▶ [REQUIREMENTS]
The entries below should be given again exactly, minus their pictures.

▶ [MATERIAL]

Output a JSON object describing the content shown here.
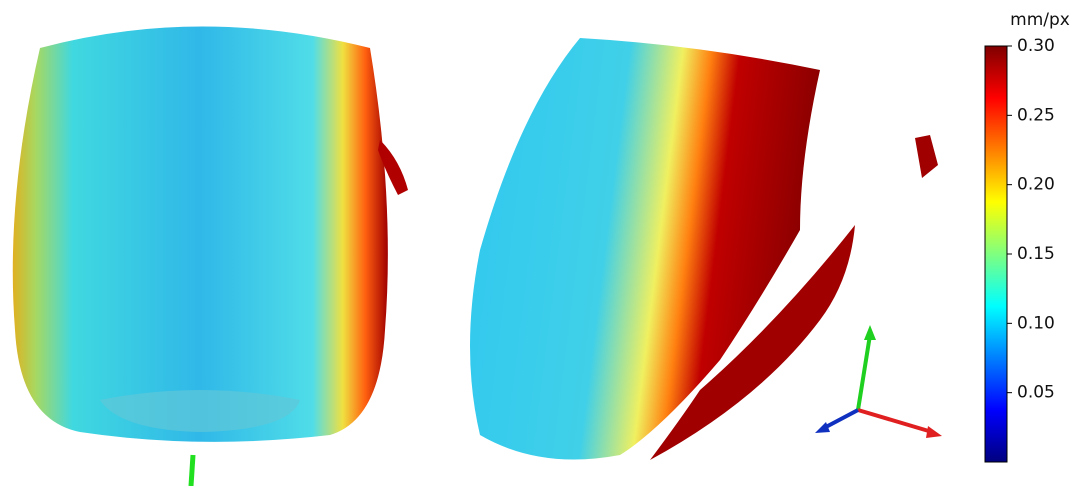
{
  "colorbar": {
    "label": "mm/px",
    "colormap": "jet",
    "lim": [
      0,
      0.3
    ],
    "ticks": [
      {
        "value": 0.3,
        "label": "0.30"
      },
      {
        "value": 0.25,
        "label": "0.25"
      },
      {
        "value": 0.2,
        "label": "0.20"
      },
      {
        "value": 0.15,
        "label": "0.15"
      },
      {
        "value": 0.1,
        "label": "0.10"
      },
      {
        "value": 0.05,
        "label": "0.05"
      }
    ]
  }
}
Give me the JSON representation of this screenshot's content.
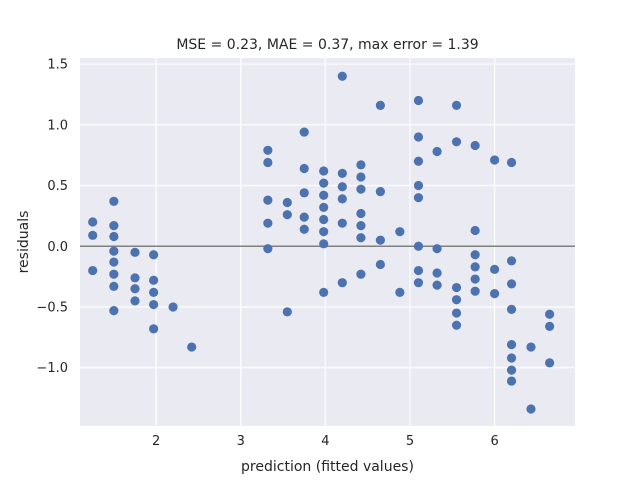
{
  "chart_data": {
    "type": "scatter",
    "title": "MSE = 0.23, MAE = 0.37, max error = 1.39",
    "xlabel": "prediction (fitted values)",
    "ylabel": "residuals",
    "xlim": [
      1.1,
      6.95
    ],
    "ylim": [
      -1.48,
      1.55
    ],
    "xticks": [
      2,
      3,
      4,
      5,
      6
    ],
    "yticks": [
      1.5,
      1.0,
      0.5,
      0.0,
      -0.5,
      -1.0
    ],
    "ytick_labels": [
      "1.5",
      "1.0",
      "0.5",
      "0.0",
      "−0.5",
      "−1.0"
    ],
    "reference_line_y": 0,
    "grid": true,
    "colors": {
      "background": "#eaeaf2",
      "point": "#4c72b0",
      "grid": "#ffffff",
      "ref_line": "#808080"
    },
    "points": [
      [
        1.25,
        0.2
      ],
      [
        1.25,
        0.09
      ],
      [
        1.25,
        -0.2
      ],
      [
        1.5,
        0.37
      ],
      [
        1.5,
        0.17
      ],
      [
        1.5,
        0.08
      ],
      [
        1.5,
        -0.04
      ],
      [
        1.5,
        -0.13
      ],
      [
        1.5,
        -0.23
      ],
      [
        1.5,
        -0.33
      ],
      [
        1.5,
        -0.53
      ],
      [
        1.75,
        -0.05
      ],
      [
        1.75,
        -0.26
      ],
      [
        1.75,
        -0.35
      ],
      [
        1.75,
        -0.45
      ],
      [
        1.97,
        -0.07
      ],
      [
        1.97,
        -0.28
      ],
      [
        1.97,
        -0.38
      ],
      [
        1.97,
        -0.48
      ],
      [
        1.97,
        -0.68
      ],
      [
        2.2,
        -0.5
      ],
      [
        2.42,
        -0.83
      ],
      [
        3.32,
        0.79
      ],
      [
        3.32,
        0.69
      ],
      [
        3.32,
        0.38
      ],
      [
        3.32,
        0.19
      ],
      [
        3.32,
        -0.02
      ],
      [
        3.55,
        0.36
      ],
      [
        3.55,
        0.26
      ],
      [
        3.55,
        -0.54
      ],
      [
        3.75,
        0.94
      ],
      [
        3.75,
        0.64
      ],
      [
        3.75,
        0.44
      ],
      [
        3.75,
        0.24
      ],
      [
        3.75,
        0.14
      ],
      [
        3.98,
        0.62
      ],
      [
        3.98,
        0.52
      ],
      [
        3.98,
        0.42
      ],
      [
        3.98,
        0.32
      ],
      [
        3.98,
        0.22
      ],
      [
        3.98,
        0.12
      ],
      [
        3.98,
        0.02
      ],
      [
        3.98,
        -0.38
      ],
      [
        4.2,
        1.4
      ],
      [
        4.2,
        0.6
      ],
      [
        4.2,
        0.49
      ],
      [
        4.2,
        0.39
      ],
      [
        4.2,
        0.19
      ],
      [
        4.2,
        -0.3
      ],
      [
        4.42,
        0.67
      ],
      [
        4.42,
        0.57
      ],
      [
        4.42,
        0.47
      ],
      [
        4.42,
        0.27
      ],
      [
        4.42,
        0.17
      ],
      [
        4.42,
        0.07
      ],
      [
        4.42,
        -0.23
      ],
      [
        4.65,
        1.16
      ],
      [
        4.65,
        0.45
      ],
      [
        4.65,
        0.05
      ],
      [
        4.65,
        -0.15
      ],
      [
        4.88,
        0.12
      ],
      [
        4.88,
        -0.38
      ],
      [
        5.1,
        1.2
      ],
      [
        5.1,
        0.9
      ],
      [
        5.1,
        0.7
      ],
      [
        5.1,
        0.5
      ],
      [
        5.1,
        0.4
      ],
      [
        5.1,
        0.0
      ],
      [
        5.1,
        -0.2
      ],
      [
        5.1,
        -0.3
      ],
      [
        5.32,
        0.78
      ],
      [
        5.32,
        -0.02
      ],
      [
        5.32,
        -0.22
      ],
      [
        5.32,
        -0.32
      ],
      [
        5.55,
        1.16
      ],
      [
        5.55,
        0.86
      ],
      [
        5.55,
        -0.34
      ],
      [
        5.55,
        -0.44
      ],
      [
        5.55,
        -0.55
      ],
      [
        5.55,
        -0.65
      ],
      [
        5.77,
        0.83
      ],
      [
        5.77,
        0.13
      ],
      [
        5.77,
        -0.07
      ],
      [
        5.77,
        -0.17
      ],
      [
        5.77,
        -0.27
      ],
      [
        5.77,
        -0.37
      ],
      [
        6.0,
        0.71
      ],
      [
        6.0,
        -0.19
      ],
      [
        6.0,
        -0.39
      ],
      [
        6.2,
        0.69
      ],
      [
        6.2,
        -0.12
      ],
      [
        6.2,
        -0.31
      ],
      [
        6.2,
        -0.52
      ],
      [
        6.2,
        -0.81
      ],
      [
        6.2,
        -0.92
      ],
      [
        6.2,
        -1.02
      ],
      [
        6.2,
        -1.11
      ],
      [
        6.43,
        -0.83
      ],
      [
        6.43,
        -1.34
      ],
      [
        6.65,
        -0.56
      ],
      [
        6.65,
        -0.66
      ],
      [
        6.65,
        -0.96
      ]
    ]
  }
}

▶ [WORKED ANSWER]
Output a JSON object describing the content shown here.
{
  "colorbar": {
    "label": "mm/px",
    "colormap": "jet",
    "lim": [
      0,
      0.3
    ],
    "ticks": [
      {
        "value": 0.3,
        "label": "0.30"
      },
      {
        "value": 0.25,
        "label": "0.25"
      },
      {
        "value": 0.2,
        "label": "0.20"
      },
      {
        "value": 0.15,
        "label": "0.15"
      },
      {
        "value": 0.1,
        "label": "0.10"
      },
      {
        "value": 0.05,
        "label": "0.05"
      }
    ]
  }
}
Give me the JSON representation of this screenshot's content.
{
  "chart_data": {
    "type": "scatter",
    "title": "MSE = 0.23, MAE = 0.37, max error = 1.39",
    "xlabel": "prediction (fitted values)",
    "ylabel": "residuals",
    "xlim": [
      1.1,
      6.95
    ],
    "ylim": [
      -1.48,
      1.55
    ],
    "xticks": [
      2,
      3,
      4,
      5,
      6
    ],
    "yticks": [
      1.5,
      1.0,
      0.5,
      0.0,
      -0.5,
      -1.0
    ],
    "ytick_labels": [
      "1.5",
      "1.0",
      "0.5",
      "0.0",
      "−0.5",
      "−1.0"
    ],
    "reference_line_y": 0,
    "grid": true,
    "colors": {
      "background": "#eaeaf2",
      "point": "#4c72b0",
      "grid": "#ffffff",
      "ref_line": "#808080"
    },
    "points": [
      [
        1.25,
        0.2
      ],
      [
        1.25,
        0.09
      ],
      [
        1.25,
        -0.2
      ],
      [
        1.5,
        0.37
      ],
      [
        1.5,
        0.17
      ],
      [
        1.5,
        0.08
      ],
      [
        1.5,
        -0.04
      ],
      [
        1.5,
        -0.13
      ],
      [
        1.5,
        -0.23
      ],
      [
        1.5,
        -0.33
      ],
      [
        1.5,
        -0.53
      ],
      [
        1.75,
        -0.05
      ],
      [
        1.75,
        -0.26
      ],
      [
        1.75,
        -0.35
      ],
      [
        1.75,
        -0.45
      ],
      [
        1.97,
        -0.07
      ],
      [
        1.97,
        -0.28
      ],
      [
        1.97,
        -0.38
      ],
      [
        1.97,
        -0.48
      ],
      [
        1.97,
        -0.68
      ],
      [
        2.2,
        -0.5
      ],
      [
        2.42,
        -0.83
      ],
      [
        3.32,
        0.79
      ],
      [
        3.32,
        0.69
      ],
      [
        3.32,
        0.38
      ],
      [
        3.32,
        0.19
      ],
      [
        3.32,
        -0.02
      ],
      [
        3.55,
        0.36
      ],
      [
        3.55,
        0.26
      ],
      [
        3.55,
        -0.54
      ],
      [
        3.75,
        0.94
      ],
      [
        3.75,
        0.64
      ],
      [
        3.75,
        0.44
      ],
      [
        3.75,
        0.24
      ],
      [
        3.75,
        0.14
      ],
      [
        3.98,
        0.62
      ],
      [
        3.98,
        0.52
      ],
      [
        3.98,
        0.42
      ],
      [
        3.98,
        0.32
      ],
      [
        3.98,
        0.22
      ],
      [
        3.98,
        0.12
      ],
      [
        3.98,
        0.02
      ],
      [
        3.98,
        -0.38
      ],
      [
        4.2,
        1.4
      ],
      [
        4.2,
        0.6
      ],
      [
        4.2,
        0.49
      ],
      [
        4.2,
        0.39
      ],
      [
        4.2,
        0.19
      ],
      [
        4.2,
        -0.3
      ],
      [
        4.42,
        0.67
      ],
      [
        4.42,
        0.57
      ],
      [
        4.42,
        0.47
      ],
      [
        4.42,
        0.27
      ],
      [
        4.42,
        0.17
      ],
      [
        4.42,
        0.07
      ],
      [
        4.42,
        -0.23
      ],
      [
        4.65,
        1.16
      ],
      [
        4.65,
        0.45
      ],
      [
        4.65,
        0.05
      ],
      [
        4.65,
        -0.15
      ],
      [
        4.88,
        0.12
      ],
      [
        4.88,
        -0.38
      ],
      [
        5.1,
        1.2
      ],
      [
        5.1,
        0.9
      ],
      [
        5.1,
        0.7
      ],
      [
        5.1,
        0.5
      ],
      [
        5.1,
        0.4
      ],
      [
        5.1,
        0.0
      ],
      [
        5.1,
        -0.2
      ],
      [
        5.1,
        -0.3
      ],
      [
        5.32,
        0.78
      ],
      [
        5.32,
        -0.02
      ],
      [
        5.32,
        -0.22
      ],
      [
        5.32,
        -0.32
      ],
      [
        5.55,
        1.16
      ],
      [
        5.55,
        0.86
      ],
      [
        5.55,
        -0.34
      ],
      [
        5.55,
        -0.44
      ],
      [
        5.55,
        -0.55
      ],
      [
        5.55,
        -0.65
      ],
      [
        5.77,
        0.83
      ],
      [
        5.77,
        0.13
      ],
      [
        5.77,
        -0.07
      ],
      [
        5.77,
        -0.17
      ],
      [
        5.77,
        -0.27
      ],
      [
        5.77,
        -0.37
      ],
      [
        6.0,
        0.71
      ],
      [
        6.0,
        -0.19
      ],
      [
        6.0,
        -0.39
      ],
      [
        6.2,
        0.69
      ],
      [
        6.2,
        -0.12
      ],
      [
        6.2,
        -0.31
      ],
      [
        6.2,
        -0.52
      ],
      [
        6.2,
        -0.81
      ],
      [
        6.2,
        -0.92
      ],
      [
        6.2,
        -1.02
      ],
      [
        6.2,
        -1.11
      ],
      [
        6.43,
        -0.83
      ],
      [
        6.43,
        -1.34
      ],
      [
        6.65,
        -0.56
      ],
      [
        6.65,
        -0.66
      ],
      [
        6.65,
        -0.96
      ]
    ]
  }
}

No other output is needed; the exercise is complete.